### Exercise goal
Return all lines with the word "JSON" in them.

### Working data
·····

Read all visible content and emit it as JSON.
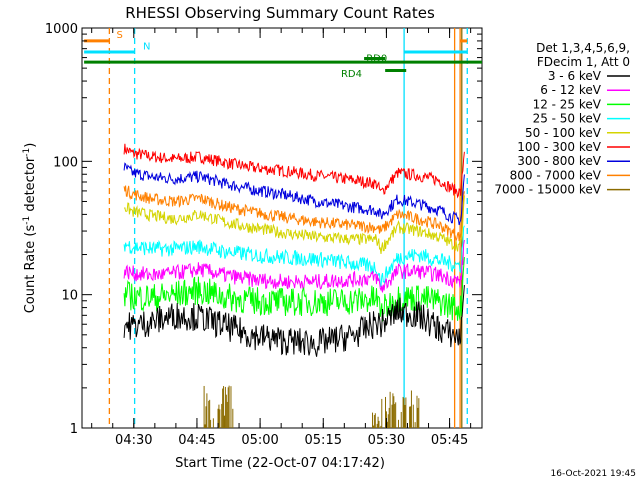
{
  "chart_data": {
    "type": "line",
    "title": "RHESSI Observing Summary Count Rates",
    "xlabel": "Start Time (22-Oct-07 04:17:42)",
    "ylabel_main": "Count Rate (s",
    "ylabel_sup1": "-1",
    "ylabel_mid": " detector",
    "ylabel_sup2": "-1",
    "ylabel_end": ")",
    "y_scale": "log",
    "ylim": [
      1,
      1000
    ],
    "xlim_minutes": [
      0,
      95
    ],
    "x_ticks": [
      {
        "minute": 12.3,
        "label": "04:30"
      },
      {
        "minute": 27.3,
        "label": "04:45"
      },
      {
        "minute": 42.3,
        "label": "05:00"
      },
      {
        "minute": 57.3,
        "label": "05:15"
      },
      {
        "minute": 72.3,
        "label": "05:30"
      },
      {
        "minute": 87.3,
        "label": "05:45"
      }
    ],
    "y_ticks": [
      {
        "value": 1,
        "label": "1"
      },
      {
        "value": 10,
        "label": "10"
      },
      {
        "value": 100,
        "label": "100"
      },
      {
        "value": 1000,
        "label": "1000"
      }
    ],
    "legend": {
      "placement": "right",
      "header1": "Det 1,3,4,5,6,9,",
      "header2": "FDecim 1, Att 0",
      "entries": [
        {
          "label": "3 - 6 keV",
          "color": "#000000"
        },
        {
          "label": "6 - 12 keV",
          "color": "#ff00ff"
        },
        {
          "label": "12 - 25 keV",
          "color": "#00ff00"
        },
        {
          "label": "25 - 50 keV",
          "color": "#00ffff"
        },
        {
          "label": "50 - 100 keV",
          "color": "#d4d400"
        },
        {
          "label": "100 - 300 keV",
          "color": "#ff0000"
        },
        {
          "label": "300 - 800 keV",
          "color": "#0000dd"
        },
        {
          "label": "800 - 7000 keV",
          "color": "#ff8000"
        },
        {
          "label": "7000 - 15000 keV",
          "color": "#8b6b00"
        }
      ]
    },
    "series": [
      {
        "color": "#ff0000",
        "x": [
          10,
          12,
          17,
          22,
          28,
          34,
          40,
          48,
          56,
          65,
          70,
          71,
          75,
          80,
          85,
          88,
          90,
          91
        ],
        "y": [
          125,
          115,
          108,
          104,
          108,
          98,
          90,
          85,
          78,
          72,
          68,
          58,
          82,
          78,
          72,
          62,
          58,
          145
        ]
      },
      {
        "color": "#0000dd",
        "x": [
          10,
          12,
          17,
          22,
          28,
          34,
          40,
          48,
          56,
          65,
          70,
          71,
          75,
          80,
          85,
          88,
          90,
          91
        ],
        "y": [
          90,
          82,
          76,
          74,
          77,
          68,
          62,
          56,
          50,
          45,
          43,
          39,
          52,
          48,
          43,
          38,
          36,
          95
        ]
      },
      {
        "color": "#ff8000",
        "x": [
          10,
          12,
          17,
          22,
          28,
          34,
          40,
          48,
          56,
          65,
          70,
          71,
          75,
          80,
          85,
          88,
          90,
          91
        ],
        "y": [
          62,
          57,
          52,
          50,
          53,
          46,
          42,
          38,
          35,
          33,
          32,
          30,
          40,
          37,
          33,
          29,
          27,
          75
        ]
      },
      {
        "color": "#d4d400",
        "x": [
          10,
          12,
          17,
          22,
          28,
          34,
          40,
          48,
          56,
          65,
          70,
          71,
          75,
          80,
          85,
          88,
          90,
          91
        ],
        "y": [
          46,
          42,
          39,
          37,
          40,
          35,
          32,
          29,
          27,
          26,
          26,
          22,
          32,
          30,
          27,
          24,
          23,
          60
        ]
      },
      {
        "color": "#00ffff",
        "x": [
          10,
          12,
          17,
          22,
          28,
          34,
          40,
          48,
          56,
          65,
          70,
          71,
          75,
          80,
          85,
          88,
          90,
          91
        ],
        "y": [
          24,
          23,
          22,
          22,
          23,
          21,
          20,
          19,
          18.5,
          17,
          16,
          12.5,
          19,
          20,
          18,
          17,
          16.5,
          40
        ]
      },
      {
        "color": "#ff00ff",
        "x": [
          10,
          12,
          17,
          22,
          28,
          34,
          40,
          48,
          56,
          65,
          70,
          71,
          75,
          80,
          85,
          88,
          90,
          91
        ],
        "y": [
          15,
          14.5,
          14,
          14.5,
          15.5,
          14,
          13,
          12.5,
          12.5,
          13,
          13.5,
          11,
          15,
          15,
          14,
          13,
          12.5,
          30
        ]
      },
      {
        "color": "#00ff00",
        "x": [
          10,
          12,
          17,
          22,
          28,
          34,
          40,
          48,
          56,
          65,
          70,
          71,
          75,
          80,
          85,
          88,
          90,
          91
        ],
        "y": [
          10,
          9.7,
          9.5,
          10,
          10.8,
          9.6,
          9,
          8.8,
          8.8,
          9,
          9.3,
          7.5,
          9.5,
          9.5,
          8.8,
          8.2,
          7.8,
          24
        ]
      },
      {
        "color": "#000000",
        "x": [
          10,
          12,
          17,
          22,
          28,
          34,
          40,
          48,
          56,
          65,
          70,
          71,
          75,
          80,
          85,
          88,
          90,
          91
        ],
        "y": [
          6,
          5.8,
          6.3,
          7,
          6.8,
          5.8,
          5,
          4.5,
          4.3,
          5,
          6.2,
          6,
          7.5,
          7,
          5.5,
          5,
          4.8,
          18
        ]
      }
    ],
    "noise_amplitude": 0.045,
    "data_gap_minutes": [
      12.5,
      70.5
    ],
    "brown_bursts": [
      [
        29,
        36
      ],
      [
        69,
        80
      ]
    ],
    "brown_burst_color": "#8b6b00",
    "vlines": [
      {
        "minute": 6.5,
        "color": "#ff8000",
        "dash": true
      },
      {
        "minute": 12.5,
        "color": "#00e0ff",
        "dash": true
      },
      {
        "minute": 76.5,
        "color": "#00e0ff",
        "dash": false
      },
      {
        "minute": 88.5,
        "color": "#ff8000",
        "dash": false
      },
      {
        "minute": 89.8,
        "color": "#ff8000",
        "dash": false
      },
      {
        "minute": 91.5,
        "color": "#00e0ff",
        "dash": true
      },
      {
        "minute": 90.2,
        "color": "#8b6b00",
        "dash": false
      }
    ],
    "flags": [
      {
        "label": "S",
        "x0": 0.5,
        "x1": 6.5,
        "yv": 800,
        "color": "#ff8000",
        "text_minute": 8.2,
        "text_yv": 840
      },
      {
        "label": "N",
        "x0": 0.5,
        "x1": 12.5,
        "yv": 660,
        "color": "#00e0ff",
        "text_minute": 14.5,
        "text_yv": 690
      },
      {
        "label": "",
        "x0": 0.5,
        "x1": 95,
        "yv": 555,
        "color": "#008000",
        "text_minute": 0,
        "text_yv": 0
      },
      {
        "label": "RD0",
        "x0": 67,
        "x1": 72,
        "yv": 590,
        "color": "#008000",
        "text_minute": 67.5,
        "text_yv": 560
      },
      {
        "label": "RD4",
        "x0": 72,
        "x1": 77,
        "yv": 480,
        "color": "#008000",
        "text_minute": 61.5,
        "text_yv": 430
      },
      {
        "label": "",
        "x0": 76.5,
        "x1": 91.5,
        "yv": 660,
        "color": "#00e0ff",
        "text_minute": 0,
        "text_yv": 0
      },
      {
        "label": "",
        "x0": 89.8,
        "x1": 91.5,
        "yv": 800,
        "color": "#ff8000",
        "text_minute": 0,
        "text_yv": 0
      }
    ],
    "footer_timestamp": "16-Oct-2021 19:45"
  }
}
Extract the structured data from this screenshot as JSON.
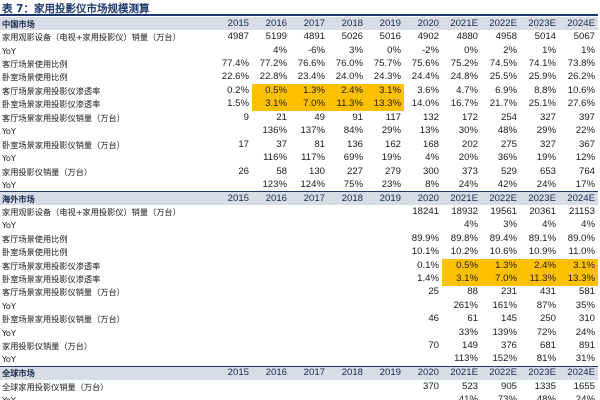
{
  "title": "表 7：家用投影仪市场规模测算",
  "years": [
    "2015",
    "2016",
    "2017",
    "2018",
    "2019",
    "2020",
    "2021E",
    "2022E",
    "2023E",
    "2024E"
  ],
  "sections": [
    {
      "header": "中国市场",
      "rows": [
        {
          "label": "家用观影设备（电视+家用投影仪）销量（万台）",
          "values": [
            "4987",
            "5199",
            "4891",
            "5026",
            "5016",
            "4902",
            "4880",
            "4958",
            "5014",
            "5067"
          ]
        },
        {
          "label": "YoY",
          "values": [
            "",
            "4%",
            "-6%",
            "3%",
            "0%",
            "-2%",
            "0%",
            "2%",
            "1%",
            "1%"
          ]
        },
        {
          "label": "客厅场景使用比例",
          "values": [
            "77.4%",
            "77.2%",
            "76.6%",
            "76.0%",
            "75.7%",
            "75.6%",
            "75.2%",
            "74.5%",
            "74.1%",
            "73.8%"
          ]
        },
        {
          "label": "卧室场景使用比例",
          "values": [
            "22.6%",
            "22.8%",
            "23.4%",
            "24.0%",
            "24.3%",
            "24.4%",
            "24.8%",
            "25.5%",
            "25.9%",
            "26.2%"
          ]
        },
        {
          "label": "客厅场景家用投影仪渗透率",
          "values": [
            "0.2%",
            "0.5%",
            "1.3%",
            "2.4%",
            "3.1%",
            "3.6%",
            "4.7%",
            "6.9%",
            "8.8%",
            "10.6%"
          ],
          "highlight": [
            1,
            2,
            3,
            4
          ]
        },
        {
          "label": "卧室场景家用投影仪渗透率",
          "values": [
            "1.5%",
            "3.1%",
            "7.0%",
            "11.3%",
            "13.3%",
            "14.0%",
            "16.7%",
            "21.7%",
            "25.1%",
            "27.6%"
          ],
          "highlight": [
            1,
            2,
            3,
            4
          ]
        },
        {
          "label": "客厅场景家用投影仪销量（万台）",
          "values": [
            "9",
            "21",
            "49",
            "91",
            "117",
            "132",
            "172",
            "254",
            "327",
            "397"
          ]
        },
        {
          "label": "YoY",
          "values": [
            "",
            "136%",
            "137%",
            "84%",
            "29%",
            "13%",
            "30%",
            "48%",
            "29%",
            "22%"
          ]
        },
        {
          "label": "卧室场景家用投影仪销量（万台）",
          "values": [
            "17",
            "37",
            "81",
            "136",
            "162",
            "168",
            "202",
            "275",
            "327",
            "367"
          ]
        },
        {
          "label": "YoY",
          "values": [
            "",
            "116%",
            "117%",
            "69%",
            "19%",
            "4%",
            "20%",
            "36%",
            "19%",
            "12%"
          ]
        },
        {
          "label": "家用投影仪销量（万台）",
          "values": [
            "26",
            "58",
            "130",
            "227",
            "279",
            "300",
            "373",
            "529",
            "653",
            "764"
          ]
        },
        {
          "label": "YoY",
          "values": [
            "",
            "123%",
            "124%",
            "75%",
            "23%",
            "8%",
            "24%",
            "42%",
            "24%",
            "17%"
          ]
        }
      ]
    },
    {
      "header": "海外市场",
      "rows": [
        {
          "label": "家用观影设备（电视+家用投影仪）销量（万台）",
          "values": [
            "",
            "",
            "",
            "",
            "",
            "18241",
            "18932",
            "19561",
            "20361",
            "21153"
          ]
        },
        {
          "label": "YoY",
          "values": [
            "",
            "",
            "",
            "",
            "",
            "",
            "4%",
            "3%",
            "4%",
            "4%"
          ]
        },
        {
          "label": "客厅场景使用比例",
          "values": [
            "",
            "",
            "",
            "",
            "",
            "89.9%",
            "89.8%",
            "89.4%",
            "89.1%",
            "89.0%"
          ]
        },
        {
          "label": "卧室场景使用比例",
          "values": [
            "",
            "",
            "",
            "",
            "",
            "10.1%",
            "10.2%",
            "10.6%",
            "10.9%",
            "11.0%"
          ]
        },
        {
          "label": "客厅场景家用投影仪渗透率",
          "values": [
            "",
            "",
            "",
            "",
            "",
            "0.1%",
            "0.5%",
            "1.3%",
            "2.4%",
            "3.1%"
          ],
          "highlight": [
            6,
            7,
            8,
            9
          ]
        },
        {
          "label": "卧室场景家用投影仪渗透率",
          "values": [
            "",
            "",
            "",
            "",
            "",
            "1.4%",
            "3.1%",
            "7.0%",
            "11.3%",
            "13.3%"
          ],
          "highlight": [
            6,
            7,
            8,
            9
          ]
        },
        {
          "label": "客厅场景家用投影仪销量（万台）",
          "values": [
            "",
            "",
            "",
            "",
            "",
            "25",
            "88",
            "231",
            "431",
            "581"
          ]
        },
        {
          "label": "YoY",
          "values": [
            "",
            "",
            "",
            "",
            "",
            "",
            "261%",
            "161%",
            "87%",
            "35%"
          ]
        },
        {
          "label": "卧室场景家用投影仪销量（万台）",
          "values": [
            "",
            "",
            "",
            "",
            "",
            "46",
            "61",
            "145",
            "250",
            "310"
          ]
        },
        {
          "label": "YoY",
          "values": [
            "",
            "",
            "",
            "",
            "",
            "",
            "33%",
            "139%",
            "72%",
            "24%"
          ]
        },
        {
          "label": "家用投影仪销量（万台）",
          "values": [
            "",
            "",
            "",
            "",
            "",
            "70",
            "149",
            "376",
            "681",
            "891"
          ]
        },
        {
          "label": "YoY",
          "values": [
            "",
            "",
            "",
            "",
            "",
            "",
            "113%",
            "152%",
            "81%",
            "31%"
          ]
        }
      ]
    },
    {
      "header": "全球市场",
      "rows": [
        {
          "label": "全球家用投影仪销量（万台）",
          "values": [
            "",
            "",
            "",
            "",
            "",
            "370",
            "523",
            "905",
            "1335",
            "1655"
          ]
        },
        {
          "label": "YoY",
          "values": [
            "",
            "",
            "",
            "",
            "",
            "",
            "41%",
            "73%",
            "48%",
            "24%"
          ]
        }
      ]
    }
  ]
}
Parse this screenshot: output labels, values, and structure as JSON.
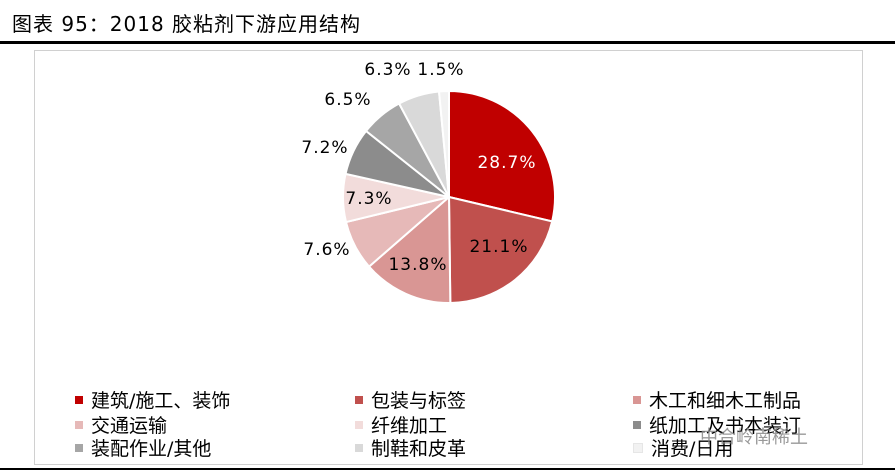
{
  "title": "图表 95：2018 胶粘剂下游应用结构",
  "watermark": "中合岭南稀土",
  "chart_data": {
    "type": "pie",
    "title": "",
    "slices": [
      {
        "label": "建筑/施工、装饰",
        "value": 28.7,
        "display": "28.7%",
        "color": "#C00000"
      },
      {
        "label": "包装与标签",
        "value": 21.1,
        "display": "21.1%",
        "color": "#C0504D"
      },
      {
        "label": "木工和细木工制品",
        "value": 13.8,
        "display": "13.8%",
        "color": "#D99694"
      },
      {
        "label": "交通运输",
        "value": 7.6,
        "display": "7.6%",
        "color": "#E6B9B8"
      },
      {
        "label": "纤维加工",
        "value": 7.3,
        "display": "7.3%",
        "color": "#F2DCDB"
      },
      {
        "label": "纸加工及书本装订",
        "value": 7.2,
        "display": "7.2%",
        "color": "#8C8C8C"
      },
      {
        "label": "装配作业/其他",
        "value": 6.5,
        "display": "6.5%",
        "color": "#A6A6A6"
      },
      {
        "label": "制鞋和皮革",
        "value": 6.3,
        "display": "6.3%",
        "color": "#D9D9D9"
      },
      {
        "label": "消费/日用",
        "value": 1.5,
        "display": "1.5%",
        "color": "#F2F2F2"
      }
    ],
    "legend_position": "bottom"
  }
}
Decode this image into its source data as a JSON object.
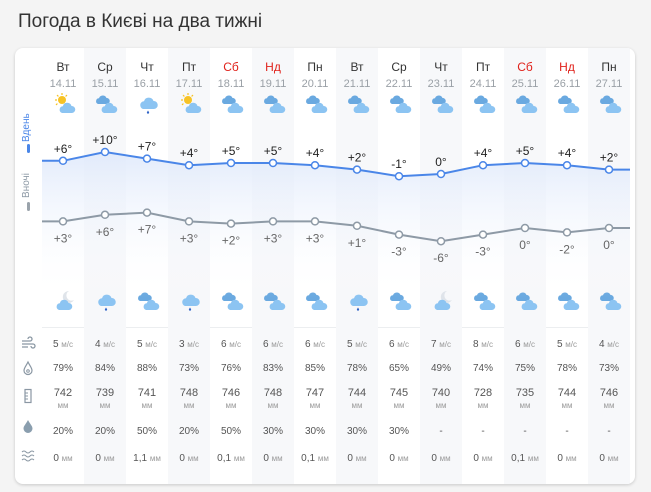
{
  "title": "Погода в Києві на два тижні",
  "legend": {
    "day": "Вдень",
    "night": "Вночі",
    "day_color": "#4a86e8",
    "night_color": "#8e9aa6"
  },
  "days": [
    {
      "name": "Вт",
      "date": "14.11",
      "weekend": false,
      "day_icon": "sun-cloud",
      "night_icon": "moon-cloud",
      "day_t": "+6°",
      "night_t": "+3°",
      "wind": "5",
      "hum": "79%",
      "press": "742",
      "prob": "20%",
      "precip": "0"
    },
    {
      "name": "Ср",
      "date": "15.11",
      "weekend": false,
      "day_icon": "cloudy",
      "night_icon": "rain",
      "day_t": "+10°",
      "night_t": "+6°",
      "wind": "4",
      "hum": "84%",
      "press": "739",
      "prob": "20%",
      "precip": "0"
    },
    {
      "name": "Чт",
      "date": "16.11",
      "weekend": false,
      "day_icon": "rain",
      "night_icon": "cloudy",
      "day_t": "+7°",
      "night_t": "+7°",
      "wind": "5",
      "hum": "88%",
      "press": "741",
      "prob": "50%",
      "precip": "1,1"
    },
    {
      "name": "Пт",
      "date": "17.11",
      "weekend": false,
      "day_icon": "sun-cloud",
      "night_icon": "rain",
      "day_t": "+4°",
      "night_t": "+3°",
      "wind": "3",
      "hum": "73%",
      "press": "748",
      "prob": "20%",
      "precip": "0"
    },
    {
      "name": "Сб",
      "date": "18.11",
      "weekend": true,
      "day_icon": "cloudy",
      "night_icon": "cloudy",
      "day_t": "+5°",
      "night_t": "+2°",
      "wind": "6",
      "hum": "76%",
      "press": "746",
      "prob": "50%",
      "precip": "0,1"
    },
    {
      "name": "Нд",
      "date": "19.11",
      "weekend": true,
      "day_icon": "cloudy",
      "night_icon": "cloudy",
      "day_t": "+5°",
      "night_t": "+3°",
      "wind": "6",
      "hum": "83%",
      "press": "748",
      "prob": "30%",
      "precip": "0"
    },
    {
      "name": "Пн",
      "date": "20.11",
      "weekend": false,
      "day_icon": "cloudy",
      "night_icon": "cloudy",
      "day_t": "+4°",
      "night_t": "+3°",
      "wind": "6",
      "hum": "85%",
      "press": "747",
      "prob": "30%",
      "precip": "0,1"
    },
    {
      "name": "Вт",
      "date": "21.11",
      "weekend": false,
      "day_icon": "cloudy",
      "night_icon": "rain",
      "day_t": "+2°",
      "night_t": "+1°",
      "wind": "5",
      "hum": "78%",
      "press": "744",
      "prob": "30%",
      "precip": "0"
    },
    {
      "name": "Ср",
      "date": "22.11",
      "weekend": false,
      "day_icon": "cloudy",
      "night_icon": "cloudy",
      "day_t": "-1°",
      "night_t": "-3°",
      "wind": "6",
      "hum": "65%",
      "press": "745",
      "prob": "30%",
      "precip": "0"
    },
    {
      "name": "Чт",
      "date": "23.11",
      "weekend": false,
      "day_icon": "cloudy",
      "night_icon": "moon-cloud",
      "day_t": "0°",
      "night_t": "-6°",
      "wind": "7",
      "hum": "49%",
      "press": "740",
      "prob": "-",
      "precip": "0"
    },
    {
      "name": "Пт",
      "date": "24.11",
      "weekend": false,
      "day_icon": "cloudy",
      "night_icon": "cloudy",
      "day_t": "+4°",
      "night_t": "-3°",
      "wind": "8",
      "hum": "74%",
      "press": "728",
      "prob": "-",
      "precip": "0"
    },
    {
      "name": "Сб",
      "date": "25.11",
      "weekend": true,
      "day_icon": "cloudy",
      "night_icon": "cloudy",
      "day_t": "+5°",
      "night_t": "0°",
      "wind": "6",
      "hum": "75%",
      "press": "735",
      "prob": "-",
      "precip": "0,1"
    },
    {
      "name": "Нд",
      "date": "26.11",
      "weekend": true,
      "day_icon": "cloudy",
      "night_icon": "cloudy",
      "day_t": "+4°",
      "night_t": "-2°",
      "wind": "5",
      "hum": "78%",
      "press": "744",
      "prob": "-",
      "precip": "0"
    },
    {
      "name": "Пн",
      "date": "27.11",
      "weekend": false,
      "day_icon": "cloudy",
      "night_icon": "cloudy",
      "day_t": "+2°",
      "night_t": "0°",
      "wind": "4",
      "hum": "73%",
      "press": "746",
      "prob": "-",
      "precip": "0"
    }
  ],
  "units": {
    "wind": "м/с",
    "press": "мм",
    "precip": "мм"
  },
  "row_icons": [
    "wind-icon",
    "humidity-icon",
    "pressure-icon",
    "precip-probability-icon",
    "precipitation-icon"
  ]
}
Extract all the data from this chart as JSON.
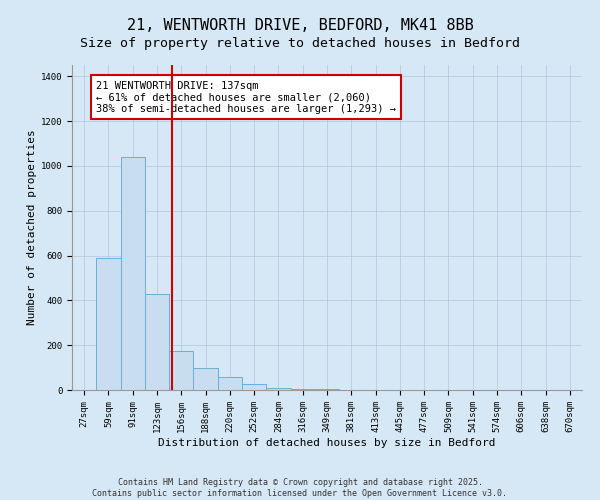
{
  "title": "21, WENTWORTH DRIVE, BEDFORD, MK41 8BB",
  "subtitle": "Size of property relative to detached houses in Bedford",
  "xlabel": "Distribution of detached houses by size in Bedford",
  "ylabel": "Number of detached properties",
  "bar_color": "#c8ddf0",
  "bar_edgecolor": "#6aaed6",
  "vline_color": "#cc0000",
  "annotation_text": "21 WENTWORTH DRIVE: 137sqm\n← 61% of detached houses are smaller (2,060)\n38% of semi-detached houses are larger (1,293) →",
  "annotation_boxcolor": "white",
  "annotation_edgecolor": "#cc0000",
  "background_color": "#d6e8f5",
  "plot_bg_color": "#d6e8f5",
  "categories": [
    "27sqm",
    "59sqm",
    "91sqm",
    "123sqm",
    "156sqm",
    "188sqm",
    "220sqm",
    "252sqm",
    "284sqm",
    "316sqm",
    "349sqm",
    "381sqm",
    "413sqm",
    "445sqm",
    "477sqm",
    "509sqm",
    "541sqm",
    "574sqm",
    "606sqm",
    "638sqm",
    "670sqm"
  ],
  "values": [
    0,
    590,
    1040,
    430,
    175,
    100,
    60,
    25,
    10,
    5,
    3,
    2,
    1,
    1,
    0,
    0,
    0,
    0,
    0,
    0,
    0
  ],
  "vline_x": 3.62,
  "ylim": [
    0,
    1450
  ],
  "yticks": [
    0,
    200,
    400,
    600,
    800,
    1000,
    1200,
    1400
  ],
  "footer_text": "Contains HM Land Registry data © Crown copyright and database right 2025.\nContains public sector information licensed under the Open Government Licence v3.0.",
  "title_fontsize": 11,
  "subtitle_fontsize": 9.5,
  "axis_label_fontsize": 8,
  "tick_fontsize": 6.5,
  "annotation_fontsize": 7.5
}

·····

### Written reply
Read all visible content and emit it as JSON.
Extract the structured data from this screenshot as JSON.
Parse this screenshot: output labels, values, and structure as JSON.
Decode this image into its source data as a JSON object.
Extract all the data from this chart as JSON.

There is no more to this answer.